Rows:
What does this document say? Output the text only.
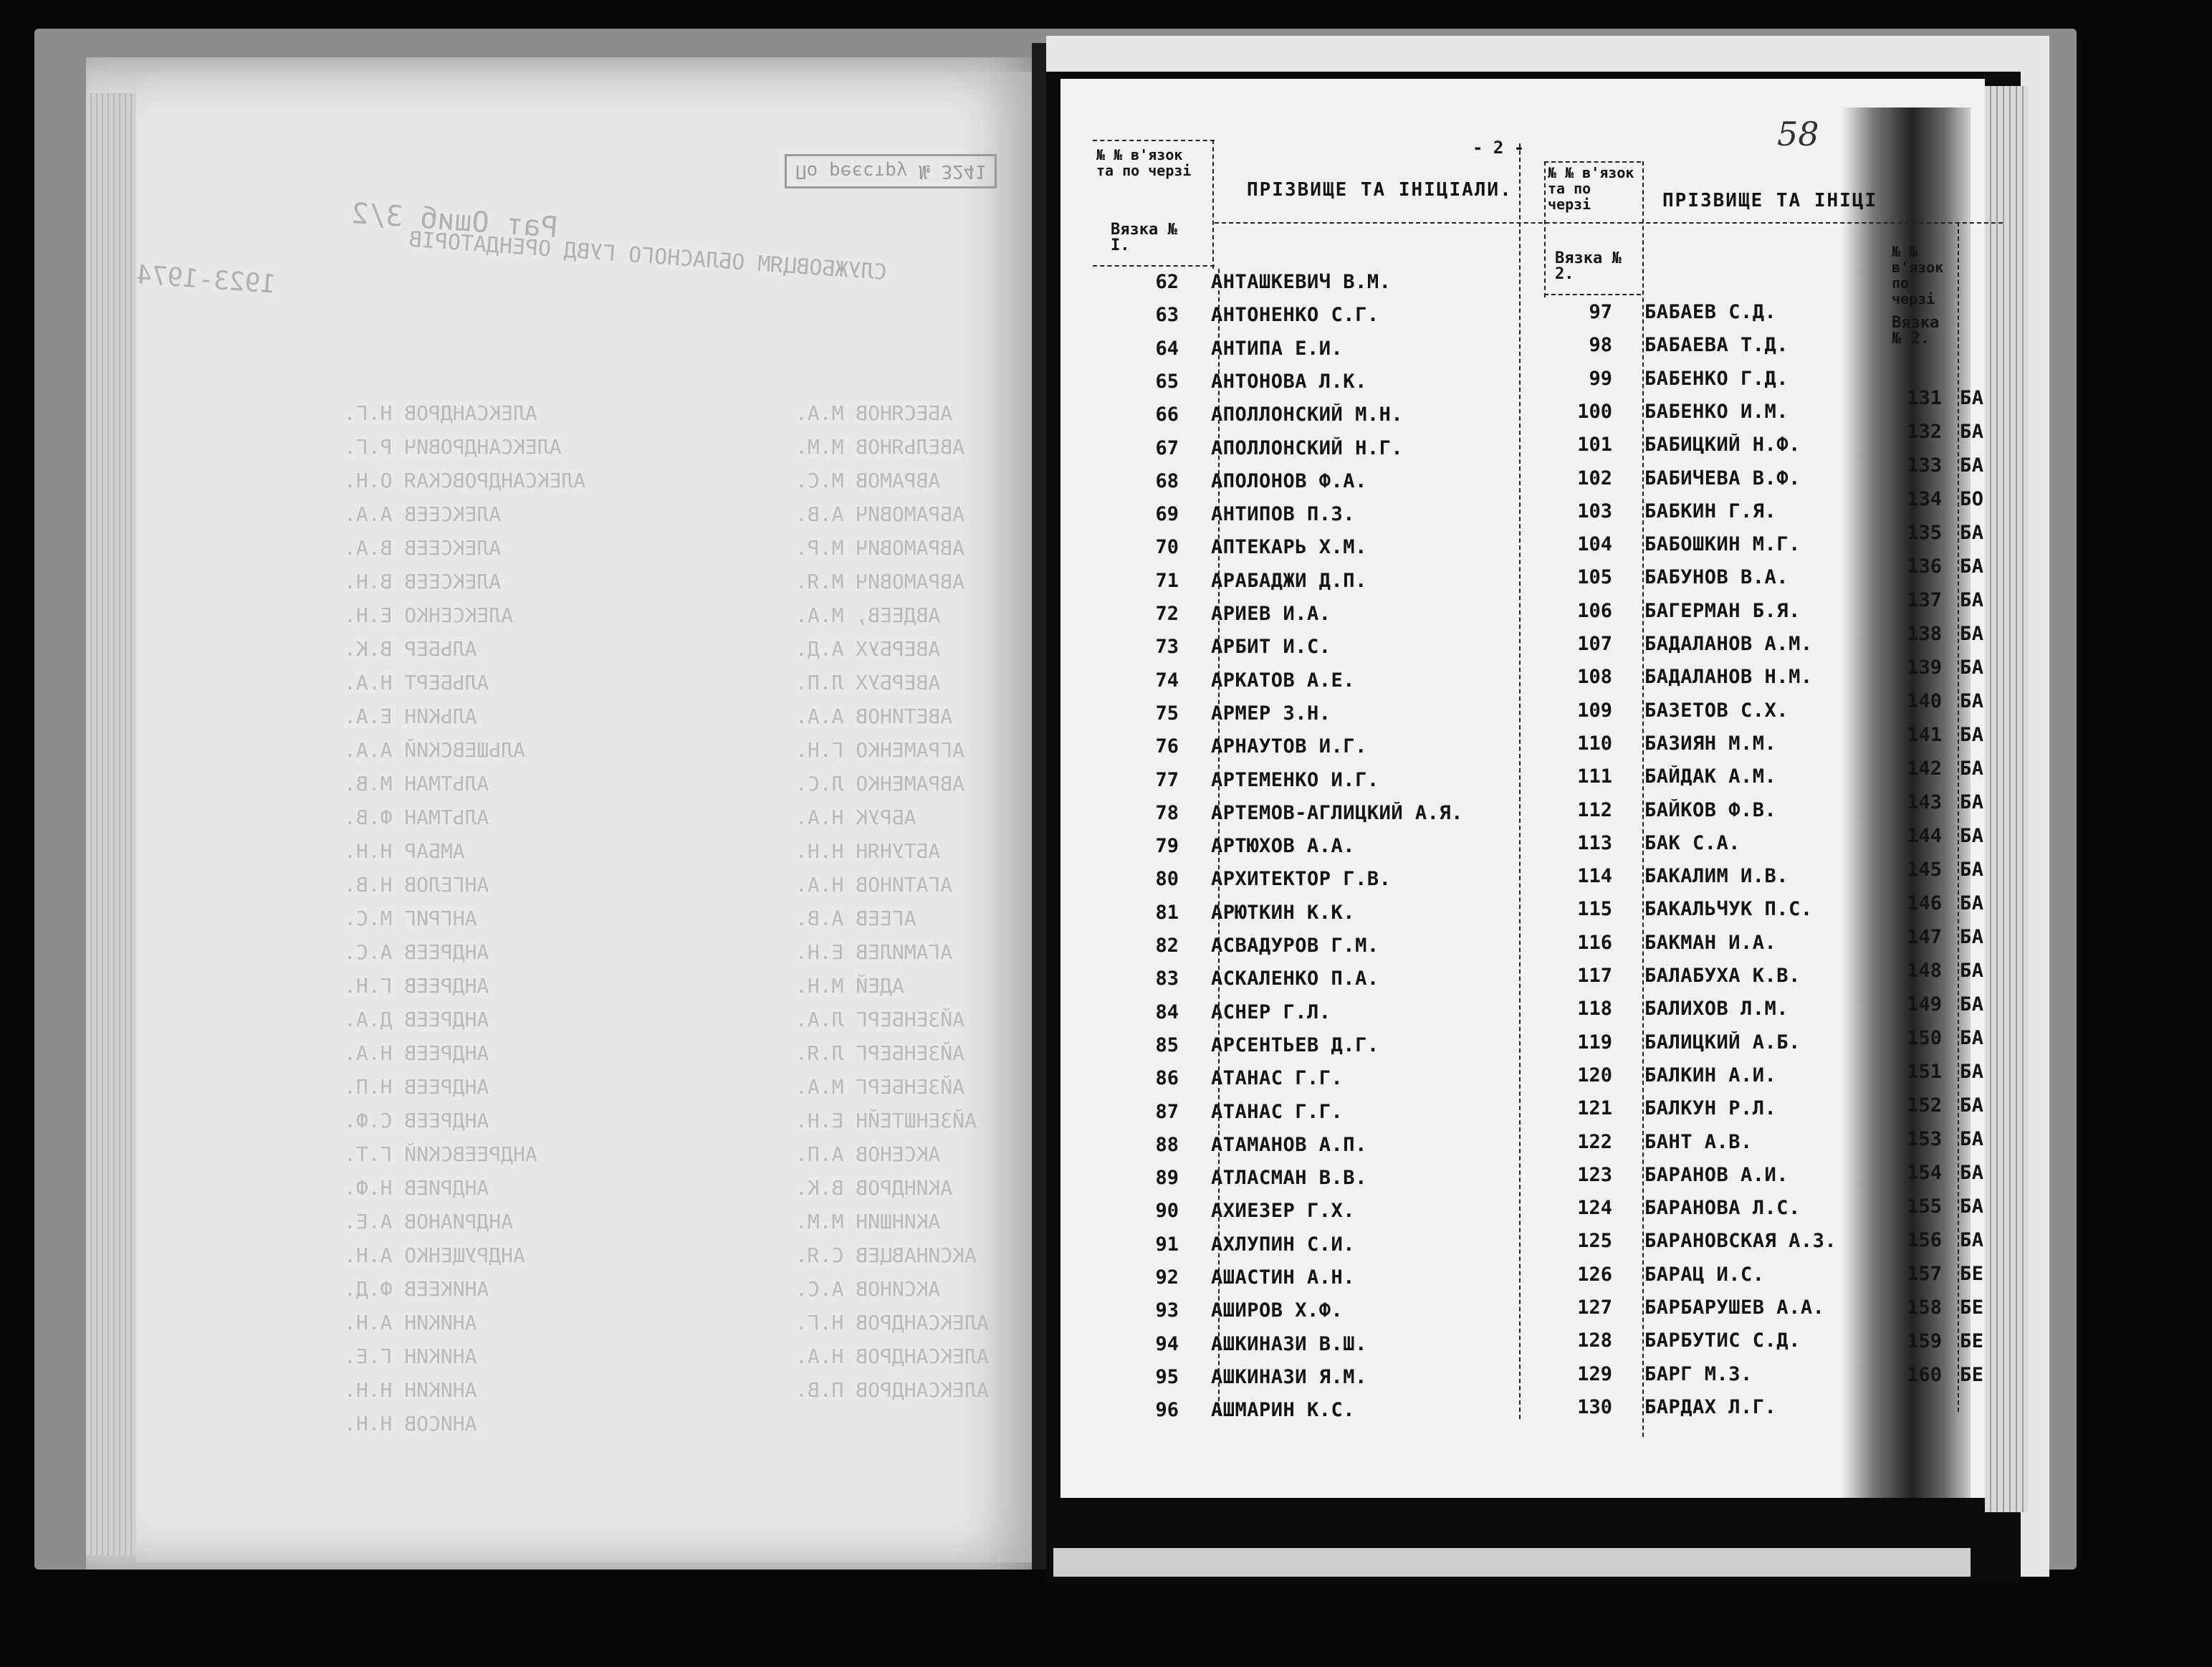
По реєстру № 3241
Рат Ошиб 3/2
1923-1974	СЛУЖБОВЦЯМ ОБЛАСНОГО ГУВД ОРЕНДАТОРІВ
АБЕСЯНОВ М.А.
АВЕЛЬЯНОВ М.М.
АВРАМОВ М.С.
АБРАМОВИЧ А.В.
АВРАМОВИЧ М.Р.
АВРАМОВИЧ М.Я.
АВДЕЕВ, М.А.
АВЕРБУХ А.Д.
АВЕРБУХ Л.П.
АВЕТИНОВ А.А.
АГРАМЕНКО Г.Н.
АВРАМЕНКО Л.С.
АБРУК Н.А.
АБТУНЯН Н.Н.
АГАТИНОВ Н.А.
АГЕЕВ А.В.
АГАМИЛЕВ Е.Н.
АДЕЙ М.Н.
АЙЗЕНБЕРГ Л.А.
АЙЗЕНБЕРГ Л.Я.
АЙЗЕНБЕРГ М.А.
АЙЗЕНШТЕЙН Е.Н.
АКСЕНОВ А.П.
АКИНДРОВ В.К.
АКИНШИН М.М.
АКСИНАВЦЕВ С.Я.
АКСИНОВ А.С.
АЛЕКСАНДРОВ Н.Г.
АЛЕКСАНДРОВ Н.А.
АЛЕКСАНДРОВ П.В.
АЛЕКСАНДРОВ Н.Г.
АЛЕКСАНДРОВИЧ Р.Г.
АЛЕКСАНДРОВСКАЯ О.Н.
АЛЕКСЕЕВ А.А.
АЛЕКСЕЕВ В.А.
АЛЕКСЕЕВ В.Н.
АЛЕКСЕНКО Е.Н.
АЛЬБЕР В.К.
АЛЬБЕРТ Н.А.
АЛЬКИН Е.А.
АЛЬШЕВСКИЙ А.А.
АЛЬТМАН М.В.
АЛЬТМАН Ф.В.
АМБАР Н.Н.
АНГЕЛОВ Н.В.
АНГРИГ М.С.
АНДРЕЕВ А.С.
АНДРЕЕВ Г.Н.
АНДРЕЕВ Д.А.
АНДРЕЕВ Н.А.
АНДРЕЕВ Н.П.
АНДРЕЕВ С.Ф.
АНДРЕЕВСКИЙ Г.Т.
АНДРИЕВ Н.Ф.
АНДРИАНОВ А.Е.
АНДРУЩЕНКО А.Н.
АНИКЕЕВ Ф.Д.
АНИКИН А.Н.
АНИКИН Г.Е.
АНИКИН Н.Н.
АНИСОВ Н.Н.
58
- 2 -
№ № в'язок та по черзі
ПРІЗВИЩЕ ТА ІНІЦІАЛИ.
Вязка № І.
№ № в'язок та по черзі	ПРІЗВИЩЕ ТА ІНІЦІ
Вязка № 2.
№ № в'язок по черзі
Вязка № 2.
62 АНТАШКЕВИЧ В.М.
63 АНТОНЕНКО С.Г.
64 АНТИПА Е.И.
65 АНТОНОВА Л.К.
66 АПОЛЛОНСКИЙ М.Н.
67 АПОЛЛОНСКИЙ Н.Г.
68 АПОЛОНОВ Ф.А.
69 АНТИПОВ П.З.
70 АПТЕКАРЬ Х.М.
71 АРАБАДЖИ Д.П.
72 АРИЕВ И.А.
73 АРБИТ И.С.
74 АРКАТОВ А.Е.
75 АРМЕР З.Н.
76 АРНАУТОВ И.Г.
77 АРТЕМЕНКО И.Г.
78 АРТЕМОВ-АГЛИЦКИЙ А.Я.
79 АРТЮХОВ А.А.
80 АРХИТЕКТОР Г.В.
81 АРЮТКИН К.К.
82 АСВАДУРОВ Г.М.
83 АСКАЛЕНКО П.А.
84 АСНЕР Г.Л.
85 АРСЕНТЬЕВ Д.Г.
86 АТАНАС Г.Г.
87 АТАНАС Г.Г.
88 АТАМАНОВ А.П.
89 АТЛАСМАН В.В.
90 АХИЕЗЕР Г.Х.
91 АХЛУПИН С.И.
92 АШАСТИН А.Н.
93 АШИРОВ Х.Ф.
94 АШКИНАЗИ В.Ш.
95 АШКИНАЗИ Я.М.
96 АШМАРИН К.С.
97 БАБАЕВ С.Д.
98 БАБАЕВА Т.Д.
99 БАБЕНКО Г.Д.
100 БАБЕНКО И.М.
101 БАБИЦКИЙ Н.Ф.
102 БАБИЧЕВА В.Ф.
103 БАБКИН Г.Я.
104 БАБОШКИН М.Г.
105 БАБУНОВ В.А.
106 БАГЕРМАН Б.Я.
107 БАДАЛАНОВ А.М.
108 БАДАЛАНОВ Н.М.
109 БАЗЕТОВ С.Х.
110 БАЗИЯН М.М.
111 БАЙДАК А.М.
112 БАЙКОВ Ф.В.
113 БАК С.А.
114 БАКАЛИМ И.В.
115 БАКАЛЬЧУК П.С.
116 БАКМАН И.А.
117 БАЛАБУХА К.В.
118 БАЛИХОВ Л.М.
119 БАЛИЦКИЙ А.Б.
120 БАЛКИН А.И.
121 БАЛКУН Р.Л.
122 БАНТ А.В.
123 БАРАНОВ А.И.
124 БАРАНОВА Л.С.
125 БАРАНОВСКАЯ А.З.
126 БАРАЦ И.С.
127 БАРБАРУШЕВ А.А.
128 БАРБУТИС С.Д.
129 БАРГ М.З.
130 БАРДАХ Л.Г.
131 БА
132 БА
133 БА
134 БО
135 БА
136 БА
137 БА
138 БА
139 БА
140 БА
141 БА
142 БА
143 БА
144 БА
145 БА
146 БА
147 БА
148 БА
149 БА
150 БА
151 БА
152 БА
153 БА
154 БА
155 БА
156 БА
157 БЕ
158 БЕ
159 БЕ
160 БЕ
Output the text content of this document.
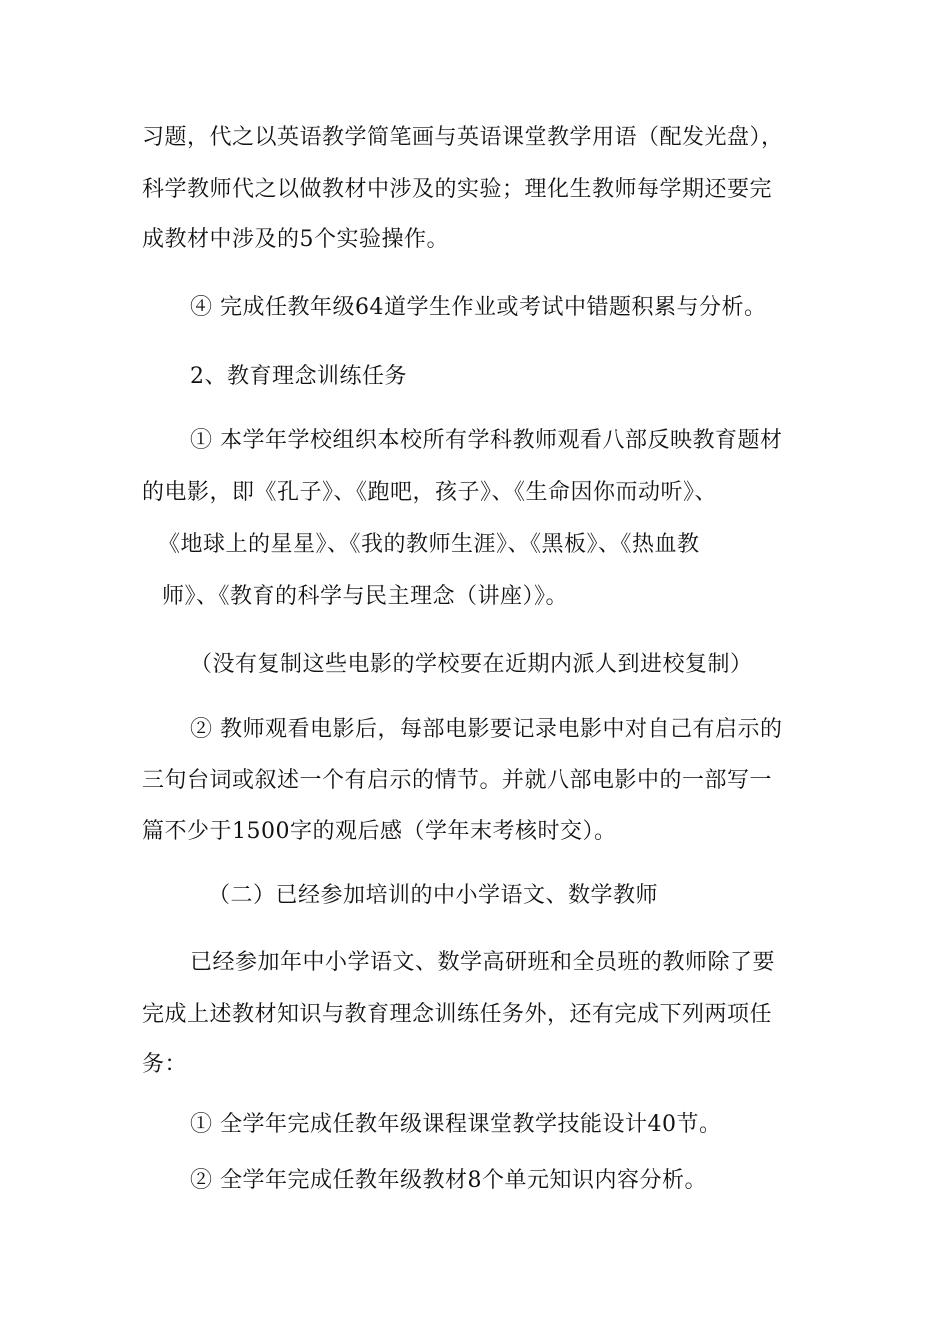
习题，代之以英语教学简笔画与英语课堂教学用语（配发光盘），
科学教师代之以做教材中涉及的实验；理化生教师每学期还要完
成教材中涉及的5个实验操作。
④ 完成任教年级64道学生作业或考试中错题积累与分析。
2、教育理念训练任务
① 本学年学校组织本校所有学科教师观看八部反映教育题材
的电影，即《孔子》、《跑吧，孩子》、《生命因你而动听》、
《地球上的星星》、《我的教师生涯》、《黑板》、《热血教
师》、《教育的科学与民主理念（讲座）》。
（没有复制这些电影的学校要在近期内派人到进校复制）
② 教师观看电影后，每部电影要记录电影中对自己有启示的
三句台词或叙述一个有启示的情节。并就八部电影中的一部写一
篇不少于1500字的观后感（学年末考核时交）。
（二）已经参加培训的中小学语文、数学教师
已经参加年中小学语文、数学高研班和全员班的教师除了要
完成上述教材知识与教育理念训练任务外，还有完成下列两项任
务：
① 全学年完成任教年级课程课堂教学技能设计40节。
② 全学年完成任教年级教材8个单元知识内容分析。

Task:
Write out the full set of lines verbatim, without the pictures.

Output below:
What does this document say? Output the text only.
По реєстру № 3241
Рат Ошиб 3/2
1923-1974	СЛУЖБОВЦЯМ ОБЛАСНОГО ГУВД ОРЕНДАТОРІВ
АБЕСЯНОВ М.А.
АВЕЛЬЯНОВ М.М.
АВРАМОВ М.С.
АБРАМОВИЧ А.В.
АВРАМОВИЧ М.Р.
АВРАМОВИЧ М.Я.
АВДЕЕВ, М.А.
АВЕРБУХ А.Д.
АВЕРБУХ Л.П.
АВЕТИНОВ А.А.
АГРАМЕНКО Г.Н.
АВРАМЕНКО Л.С.
АБРУК Н.А.
АБТУНЯН Н.Н.
АГАТИНОВ Н.А.
АГЕЕВ А.В.
АГАМИЛЕВ Е.Н.
АДЕЙ М.Н.
АЙЗЕНБЕРГ Л.А.
АЙЗЕНБЕРГ Л.Я.
АЙЗЕНБЕРГ М.А.
АЙЗЕНШТЕЙН Е.Н.
АКСЕНОВ А.П.
АКИНДРОВ В.К.
АКИНШИН М.М.
АКСИНАВЦЕВ С.Я.
АКСИНОВ А.С.
АЛЕКСАНДРОВ Н.Г.
АЛЕКСАНДРОВ Н.А.
АЛЕКСАНДРОВ П.В.
АЛЕКСАНДРОВ Н.Г.
АЛЕКСАНДРОВИЧ Р.Г.
АЛЕКСАНДРОВСКАЯ О.Н.
АЛЕКСЕЕВ А.А.
АЛЕКСЕЕВ В.А.
АЛЕКСЕЕВ В.Н.
АЛЕКСЕНКО Е.Н.
АЛЬБЕР В.К.
АЛЬБЕРТ Н.А.
АЛЬКИН Е.А.
АЛЬШЕВСКИЙ А.А.
АЛЬТМАН М.В.
АЛЬТМАН Ф.В.
АМБАР Н.Н.
АНГЕЛОВ Н.В.
АНГРИГ М.С.
АНДРЕЕВ А.С.
АНДРЕЕВ Г.Н.
АНДРЕЕВ Д.А.
АНДРЕЕВ Н.А.
АНДРЕЕВ Н.П.
АНДРЕЕВ С.Ф.
АНДРЕЕВСКИЙ Г.Т.
АНДРИЕВ Н.Ф.
АНДРИАНОВ А.Е.
АНДРУЩЕНКО А.Н.
АНИКЕЕВ Ф.Д.
АНИКИН А.Н.
АНИКИН Г.Е.
АНИКИН Н.Н.
АНИСОВ Н.Н.
58
- 2 -
№ № в'язок та по черзі
ПРІЗВИЩЕ ТА ІНІЦІАЛИ.
Вязка № І.
№ № в'язок та по черзі	ПРІЗВИЩЕ ТА ІНІЦІ
Вязка № 2.
№ № в'язок по черзі
Вязка № 2.
62 АНТАШКЕВИЧ В.М.
63 АНТОНЕНКО С.Г.
64 АНТИПА Е.И.
65 АНТОНОВА Л.К.
66 АПОЛЛОНСКИЙ М.Н.
67 АПОЛЛОНСКИЙ Н.Г.
68 АПОЛОНОВ Ф.А.
69 АНТИПОВ П.З.
70 АПТЕКАРЬ Х.М.
71 АРАБАДЖИ Д.П.
72 АРИЕВ И.А.
73 АРБИТ И.С.
74 АРКАТОВ А.Е.
75 АРМЕР З.Н.
76 АРНАУТОВ И.Г.
77 АРТЕМЕНКО И.Г.
78 АРТЕМОВ-АГЛИЦКИЙ А.Я.
79 АРТЮХОВ А.А.
80 АРХИТЕКТОР Г.В.
81 АРЮТКИН К.К.
82 АСВАДУРОВ Г.М.
83 АСКАЛЕНКО П.А.
84 АСНЕР Г.Л.
85 АРСЕНТЬЕВ Д.Г.
86 АТАНАС Г.Г.
87 АТАНАС Г.Г.
88 АТАМАНОВ А.П.
89 АТЛАСМАН В.В.
90 АХИЕЗЕР Г.Х.
91 АХЛУПИН С.И.
92 АШАСТИН А.Н.
93 АШИРОВ Х.Ф.
94 АШКИНАЗИ В.Ш.
95 АШКИНАЗИ Я.М.
96 АШМАРИН К.С.
97 БАБАЕВ С.Д.
98 БАБАЕВА Т.Д.
99 БАБЕНКО Г.Д.
100 БАБЕНКО И.М.
101 БАБИЦКИЙ Н.Ф.
102 БАБИЧЕВА В.Ф.
103 БАБКИН Г.Я.
104 БАБОШКИН М.Г.
105 БАБУНОВ В.А.
106 БАГЕРМАН Б.Я.
107 БАДАЛАНОВ А.М.
108 БАДАЛАНОВ Н.М.
109 БАЗЕТОВ С.Х.
110 БАЗИЯН М.М.
111 БАЙДАК А.М.
112 БАЙКОВ Ф.В.
113 БАК С.А.
114 БАКАЛИМ И.В.
115 БАКАЛЬЧУК П.С.
116 БАКМАН И.А.
117 БАЛАБУХА К.В.
118 БАЛИХОВ Л.М.
119 БАЛИЦКИЙ А.Б.
120 БАЛКИН А.И.
121 БАЛКУН Р.Л.
122 БАНТ А.В.
123 БАРАНОВ А.И.
124 БАРАНОВА Л.С.
125 БАРАНОВСКАЯ А.З.
126 БАРАЦ И.С.
127 БАРБАРУШЕВ А.А.
128 БАРБУТИС С.Д.
129 БАРГ М.З.
130 БАРДАХ Л.Г.
131 БА
132 БА
133 БА
134 БО
135 БА
136 БА
137 БА
138 БА
139 БА
140 БА
141 БА
142 БА
143 БА
144 БА
145 БА
146 БА
147 БА
148 БА
149 БА
150 БА
151 БА
152 БА
153 БА
154 БА
155 БА
156 БА
157 БЕ
158 БЕ
159 БЕ
160 БЕ
Output the text content of this document.
习题，代之以英语教学简笔画与英语课堂教学用语（配发光盘），
科学教师代之以做教材中涉及的实验；理化生教师每学期还要完
成教材中涉及的5个实验操作。
④ 完成任教年级64道学生作业或考试中错题积累与分析。
2、教育理念训练任务
① 本学年学校组织本校所有学科教师观看八部反映教育题材
的电影，即《孔子》、《跑吧，孩子》、《生命因你而动听》、
《地球上的星星》、《我的教师生涯》、《黑板》、《热血教
师》、《教育的科学与民主理念（讲座）》。
（没有复制这些电影的学校要在近期内派人到进校复制）
② 教师观看电影后，每部电影要记录电影中对自己有启示的
三句台词或叙述一个有启示的情节。并就八部电影中的一部写一
篇不少于1500字的观后感（学年末考核时交）。
（二）已经参加培训的中小学语文、数学教师
已经参加年中小学语文、数学高研班和全员班的教师除了要
完成上述教材知识与教育理念训练任务外，还有完成下列两项任
务：
① 全学年完成任教年级课程课堂教学技能设计40节。
② 全学年完成任教年级教材8个单元知识内容分析。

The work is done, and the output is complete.